(Records about charts and figures)
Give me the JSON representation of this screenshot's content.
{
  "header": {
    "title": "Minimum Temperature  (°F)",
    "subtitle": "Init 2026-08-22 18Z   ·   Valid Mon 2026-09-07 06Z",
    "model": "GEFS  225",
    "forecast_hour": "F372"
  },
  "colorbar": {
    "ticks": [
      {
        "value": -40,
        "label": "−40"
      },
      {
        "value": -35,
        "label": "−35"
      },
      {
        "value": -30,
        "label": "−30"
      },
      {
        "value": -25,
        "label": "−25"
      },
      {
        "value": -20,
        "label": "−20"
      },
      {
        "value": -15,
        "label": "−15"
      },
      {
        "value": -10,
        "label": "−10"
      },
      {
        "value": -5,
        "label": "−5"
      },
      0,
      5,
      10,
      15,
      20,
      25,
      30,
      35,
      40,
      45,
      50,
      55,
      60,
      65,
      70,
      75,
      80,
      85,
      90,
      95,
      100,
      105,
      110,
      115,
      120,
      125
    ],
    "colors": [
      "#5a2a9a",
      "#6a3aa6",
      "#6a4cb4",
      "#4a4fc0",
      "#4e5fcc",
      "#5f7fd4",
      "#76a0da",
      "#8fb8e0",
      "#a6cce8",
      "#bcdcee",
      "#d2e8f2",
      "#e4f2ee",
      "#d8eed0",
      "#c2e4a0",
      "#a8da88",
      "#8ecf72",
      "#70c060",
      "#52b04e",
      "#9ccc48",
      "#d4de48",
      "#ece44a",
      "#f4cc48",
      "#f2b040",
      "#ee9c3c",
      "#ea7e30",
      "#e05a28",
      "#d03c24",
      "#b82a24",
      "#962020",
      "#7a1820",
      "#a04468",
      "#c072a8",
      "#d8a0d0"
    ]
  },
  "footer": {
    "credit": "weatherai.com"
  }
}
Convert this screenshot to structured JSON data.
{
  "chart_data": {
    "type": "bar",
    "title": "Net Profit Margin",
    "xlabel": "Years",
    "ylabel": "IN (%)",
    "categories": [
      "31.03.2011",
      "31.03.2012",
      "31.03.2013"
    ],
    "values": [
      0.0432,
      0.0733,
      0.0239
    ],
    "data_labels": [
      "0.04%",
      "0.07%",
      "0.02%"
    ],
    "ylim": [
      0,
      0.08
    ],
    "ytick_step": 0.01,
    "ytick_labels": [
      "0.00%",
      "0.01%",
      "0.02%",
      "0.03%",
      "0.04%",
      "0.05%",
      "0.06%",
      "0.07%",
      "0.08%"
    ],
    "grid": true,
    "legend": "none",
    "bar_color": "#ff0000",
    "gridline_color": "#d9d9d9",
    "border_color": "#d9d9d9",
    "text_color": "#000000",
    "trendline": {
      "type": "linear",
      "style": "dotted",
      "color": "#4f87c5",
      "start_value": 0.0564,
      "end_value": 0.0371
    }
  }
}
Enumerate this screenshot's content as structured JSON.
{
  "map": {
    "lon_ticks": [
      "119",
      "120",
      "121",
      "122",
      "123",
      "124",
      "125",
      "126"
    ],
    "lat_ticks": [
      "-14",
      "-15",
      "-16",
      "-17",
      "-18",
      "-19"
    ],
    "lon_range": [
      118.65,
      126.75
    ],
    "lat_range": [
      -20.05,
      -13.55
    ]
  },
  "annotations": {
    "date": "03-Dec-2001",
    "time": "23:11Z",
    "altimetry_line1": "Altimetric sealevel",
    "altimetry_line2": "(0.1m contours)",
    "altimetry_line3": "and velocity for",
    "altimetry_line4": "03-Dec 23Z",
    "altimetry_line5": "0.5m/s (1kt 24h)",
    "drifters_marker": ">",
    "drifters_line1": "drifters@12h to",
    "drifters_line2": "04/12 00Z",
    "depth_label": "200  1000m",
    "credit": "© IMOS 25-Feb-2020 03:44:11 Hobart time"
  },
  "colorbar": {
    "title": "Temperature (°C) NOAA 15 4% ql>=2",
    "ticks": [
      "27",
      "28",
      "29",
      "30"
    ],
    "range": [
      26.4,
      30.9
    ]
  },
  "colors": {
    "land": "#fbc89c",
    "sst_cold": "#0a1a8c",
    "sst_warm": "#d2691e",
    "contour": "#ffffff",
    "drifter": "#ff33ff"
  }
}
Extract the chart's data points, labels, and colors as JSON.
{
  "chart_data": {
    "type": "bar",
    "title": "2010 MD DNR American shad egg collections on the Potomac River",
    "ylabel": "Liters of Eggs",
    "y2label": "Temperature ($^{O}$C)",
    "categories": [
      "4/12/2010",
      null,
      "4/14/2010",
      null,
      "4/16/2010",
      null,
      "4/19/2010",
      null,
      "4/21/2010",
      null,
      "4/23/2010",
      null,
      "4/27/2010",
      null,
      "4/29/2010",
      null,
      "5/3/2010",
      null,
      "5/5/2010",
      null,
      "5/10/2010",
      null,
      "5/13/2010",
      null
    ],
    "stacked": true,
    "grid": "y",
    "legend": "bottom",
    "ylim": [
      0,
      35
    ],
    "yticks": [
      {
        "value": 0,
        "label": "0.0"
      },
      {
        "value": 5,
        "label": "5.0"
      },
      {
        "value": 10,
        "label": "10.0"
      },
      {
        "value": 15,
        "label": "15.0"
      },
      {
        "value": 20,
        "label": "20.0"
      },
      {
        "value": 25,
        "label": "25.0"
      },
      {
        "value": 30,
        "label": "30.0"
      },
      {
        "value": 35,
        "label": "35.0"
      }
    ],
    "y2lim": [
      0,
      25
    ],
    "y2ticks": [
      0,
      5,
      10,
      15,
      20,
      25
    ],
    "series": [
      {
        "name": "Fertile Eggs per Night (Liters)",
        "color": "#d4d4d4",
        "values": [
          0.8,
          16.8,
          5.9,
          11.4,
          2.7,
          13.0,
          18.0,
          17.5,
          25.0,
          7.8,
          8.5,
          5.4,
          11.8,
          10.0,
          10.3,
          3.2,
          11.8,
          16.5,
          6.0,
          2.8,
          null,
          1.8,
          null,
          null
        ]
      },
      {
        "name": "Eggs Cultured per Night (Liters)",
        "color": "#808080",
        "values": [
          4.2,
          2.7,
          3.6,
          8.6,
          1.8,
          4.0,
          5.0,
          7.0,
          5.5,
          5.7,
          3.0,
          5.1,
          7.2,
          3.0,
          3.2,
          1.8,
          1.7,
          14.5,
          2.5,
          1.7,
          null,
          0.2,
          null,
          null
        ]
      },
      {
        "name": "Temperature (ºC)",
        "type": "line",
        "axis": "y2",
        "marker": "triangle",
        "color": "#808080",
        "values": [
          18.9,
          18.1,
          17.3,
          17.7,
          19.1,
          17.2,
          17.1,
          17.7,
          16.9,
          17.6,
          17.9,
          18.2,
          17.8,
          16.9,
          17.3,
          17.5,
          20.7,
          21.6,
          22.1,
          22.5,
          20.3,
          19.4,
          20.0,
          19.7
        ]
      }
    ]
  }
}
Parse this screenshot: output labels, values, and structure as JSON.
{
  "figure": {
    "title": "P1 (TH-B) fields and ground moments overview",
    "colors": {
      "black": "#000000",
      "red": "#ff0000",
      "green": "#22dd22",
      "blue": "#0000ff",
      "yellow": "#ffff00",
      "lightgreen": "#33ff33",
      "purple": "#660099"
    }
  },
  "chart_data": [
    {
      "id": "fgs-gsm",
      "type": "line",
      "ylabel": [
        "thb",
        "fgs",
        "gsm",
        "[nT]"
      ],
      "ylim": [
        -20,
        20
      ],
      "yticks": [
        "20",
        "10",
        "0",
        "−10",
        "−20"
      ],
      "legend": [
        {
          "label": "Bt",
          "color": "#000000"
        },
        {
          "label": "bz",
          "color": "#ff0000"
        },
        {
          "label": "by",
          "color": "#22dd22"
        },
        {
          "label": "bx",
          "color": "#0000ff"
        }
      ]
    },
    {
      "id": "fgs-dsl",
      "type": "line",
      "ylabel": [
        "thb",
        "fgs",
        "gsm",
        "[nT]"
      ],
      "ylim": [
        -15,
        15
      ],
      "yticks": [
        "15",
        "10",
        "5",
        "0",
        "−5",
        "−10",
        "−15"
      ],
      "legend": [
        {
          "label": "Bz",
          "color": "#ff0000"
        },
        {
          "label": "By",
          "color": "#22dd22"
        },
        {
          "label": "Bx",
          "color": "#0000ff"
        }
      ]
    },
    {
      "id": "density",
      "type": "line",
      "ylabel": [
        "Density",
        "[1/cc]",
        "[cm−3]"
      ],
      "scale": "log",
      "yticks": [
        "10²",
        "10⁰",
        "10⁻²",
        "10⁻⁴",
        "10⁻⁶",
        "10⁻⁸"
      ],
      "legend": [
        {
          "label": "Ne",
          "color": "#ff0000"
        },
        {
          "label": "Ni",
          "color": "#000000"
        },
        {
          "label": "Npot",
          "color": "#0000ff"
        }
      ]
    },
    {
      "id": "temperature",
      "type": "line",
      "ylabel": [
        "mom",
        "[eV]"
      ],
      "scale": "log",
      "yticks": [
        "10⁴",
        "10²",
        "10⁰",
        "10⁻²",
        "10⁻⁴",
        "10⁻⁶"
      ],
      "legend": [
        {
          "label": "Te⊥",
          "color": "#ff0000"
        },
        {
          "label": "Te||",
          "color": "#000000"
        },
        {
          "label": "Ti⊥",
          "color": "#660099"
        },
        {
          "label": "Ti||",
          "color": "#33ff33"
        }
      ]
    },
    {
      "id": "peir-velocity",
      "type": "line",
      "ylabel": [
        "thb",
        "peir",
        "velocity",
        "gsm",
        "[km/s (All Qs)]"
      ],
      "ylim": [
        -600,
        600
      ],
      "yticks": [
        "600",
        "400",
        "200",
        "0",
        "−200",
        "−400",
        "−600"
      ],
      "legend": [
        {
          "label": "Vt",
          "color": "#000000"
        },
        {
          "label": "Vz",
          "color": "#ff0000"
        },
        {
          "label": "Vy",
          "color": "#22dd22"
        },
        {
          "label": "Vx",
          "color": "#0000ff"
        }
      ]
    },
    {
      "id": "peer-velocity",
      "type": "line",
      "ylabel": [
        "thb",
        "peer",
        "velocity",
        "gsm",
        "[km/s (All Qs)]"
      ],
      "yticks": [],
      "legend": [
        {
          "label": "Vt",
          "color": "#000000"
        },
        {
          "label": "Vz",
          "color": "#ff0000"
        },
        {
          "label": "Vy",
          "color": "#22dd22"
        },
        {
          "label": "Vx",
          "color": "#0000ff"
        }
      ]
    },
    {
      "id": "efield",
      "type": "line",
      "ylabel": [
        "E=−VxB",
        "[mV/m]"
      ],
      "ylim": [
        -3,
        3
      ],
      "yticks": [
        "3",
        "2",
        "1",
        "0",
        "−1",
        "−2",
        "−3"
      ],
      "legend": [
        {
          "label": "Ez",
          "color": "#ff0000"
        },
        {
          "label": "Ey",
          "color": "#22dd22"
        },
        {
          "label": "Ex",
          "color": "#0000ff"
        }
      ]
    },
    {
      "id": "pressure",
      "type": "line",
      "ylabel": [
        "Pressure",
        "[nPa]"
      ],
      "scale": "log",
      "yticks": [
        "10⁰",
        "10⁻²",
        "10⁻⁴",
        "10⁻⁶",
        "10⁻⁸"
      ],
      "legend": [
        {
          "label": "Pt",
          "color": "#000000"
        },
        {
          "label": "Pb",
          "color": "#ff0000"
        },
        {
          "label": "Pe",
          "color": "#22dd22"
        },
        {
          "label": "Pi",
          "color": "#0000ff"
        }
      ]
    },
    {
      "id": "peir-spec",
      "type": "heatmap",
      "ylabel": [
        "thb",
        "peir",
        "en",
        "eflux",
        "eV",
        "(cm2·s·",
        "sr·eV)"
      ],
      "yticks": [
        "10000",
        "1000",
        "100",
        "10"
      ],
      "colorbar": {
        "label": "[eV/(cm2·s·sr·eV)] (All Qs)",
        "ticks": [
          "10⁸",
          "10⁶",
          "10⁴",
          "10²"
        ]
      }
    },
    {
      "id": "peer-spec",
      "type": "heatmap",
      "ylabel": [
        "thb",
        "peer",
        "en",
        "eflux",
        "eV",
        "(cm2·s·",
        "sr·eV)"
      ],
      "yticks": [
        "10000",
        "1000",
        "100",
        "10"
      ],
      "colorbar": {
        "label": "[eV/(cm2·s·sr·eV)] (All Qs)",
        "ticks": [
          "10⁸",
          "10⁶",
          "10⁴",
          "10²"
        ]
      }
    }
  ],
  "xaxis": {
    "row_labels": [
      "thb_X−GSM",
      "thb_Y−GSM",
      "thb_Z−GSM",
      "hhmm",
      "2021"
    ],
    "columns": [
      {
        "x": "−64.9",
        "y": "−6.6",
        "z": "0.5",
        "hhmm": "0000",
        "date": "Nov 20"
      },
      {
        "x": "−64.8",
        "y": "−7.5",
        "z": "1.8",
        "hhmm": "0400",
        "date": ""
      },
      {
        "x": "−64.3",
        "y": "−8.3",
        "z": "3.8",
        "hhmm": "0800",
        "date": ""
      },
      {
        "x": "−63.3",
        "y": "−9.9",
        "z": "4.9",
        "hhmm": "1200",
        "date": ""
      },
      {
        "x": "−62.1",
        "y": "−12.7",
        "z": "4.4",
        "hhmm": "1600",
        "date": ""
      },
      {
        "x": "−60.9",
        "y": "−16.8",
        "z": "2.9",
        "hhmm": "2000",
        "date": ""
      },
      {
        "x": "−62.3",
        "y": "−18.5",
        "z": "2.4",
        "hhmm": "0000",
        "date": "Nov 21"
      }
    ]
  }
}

Exercise details -
Look above for lines with the word "name" and copy them all.

Solution to the problem -
        "name": "Fertile Eggs per Night (Liters)",
        "name": "Eggs Cultured per Night (Liters)",
        "name": "Temperature (ºC)",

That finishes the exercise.